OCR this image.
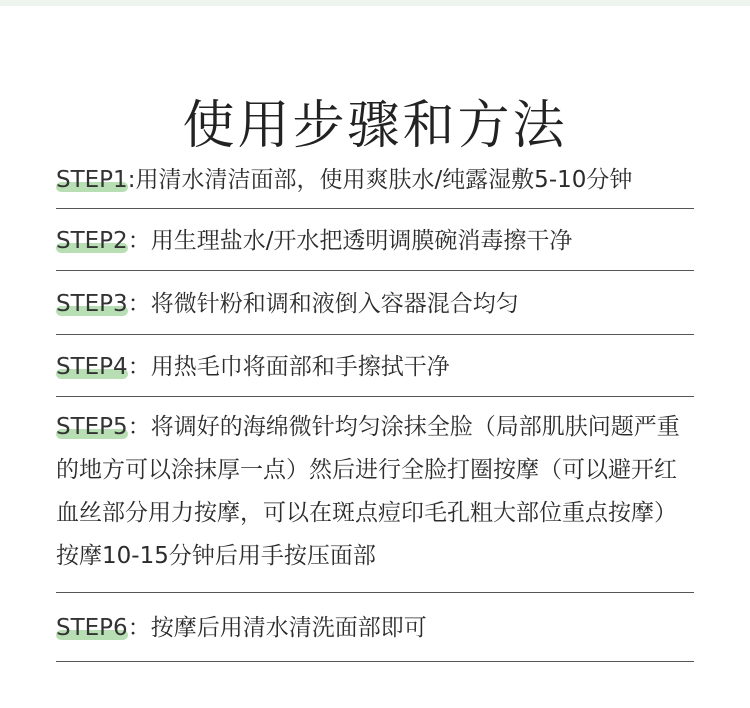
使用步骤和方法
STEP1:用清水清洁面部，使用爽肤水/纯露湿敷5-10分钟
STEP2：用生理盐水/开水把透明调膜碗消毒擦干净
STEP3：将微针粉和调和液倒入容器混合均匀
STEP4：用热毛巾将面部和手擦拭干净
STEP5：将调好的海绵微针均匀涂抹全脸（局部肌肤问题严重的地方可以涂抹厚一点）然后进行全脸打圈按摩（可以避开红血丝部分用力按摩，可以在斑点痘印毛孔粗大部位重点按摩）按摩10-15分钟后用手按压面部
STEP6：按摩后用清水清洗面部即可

§ Task statement
Transcribe every line in the entries above, taking out only the images.

§ Finished exercise
OCR this image.
使用步骤和方法
STEP1:用清水清洁面部，使用爽肤水/纯露湿敷5-10分钟
STEP2：用生理盐水/开水把透明调膜碗消毒擦干净
STEP3：将微针粉和调和液倒入容器混合均匀
STEP4：用热毛巾将面部和手擦拭干净
STEP5：将调好的海绵微针均匀涂抹全脸（局部肌肤问题严重的地方可以涂抹厚一点）然后进行全脸打圈按摩（可以避开红血丝部分用力按摩，可以在斑点痘印毛孔粗大部位重点按摩）按摩10-15分钟后用手按压面部
STEP6：按摩后用清水清洗面部即可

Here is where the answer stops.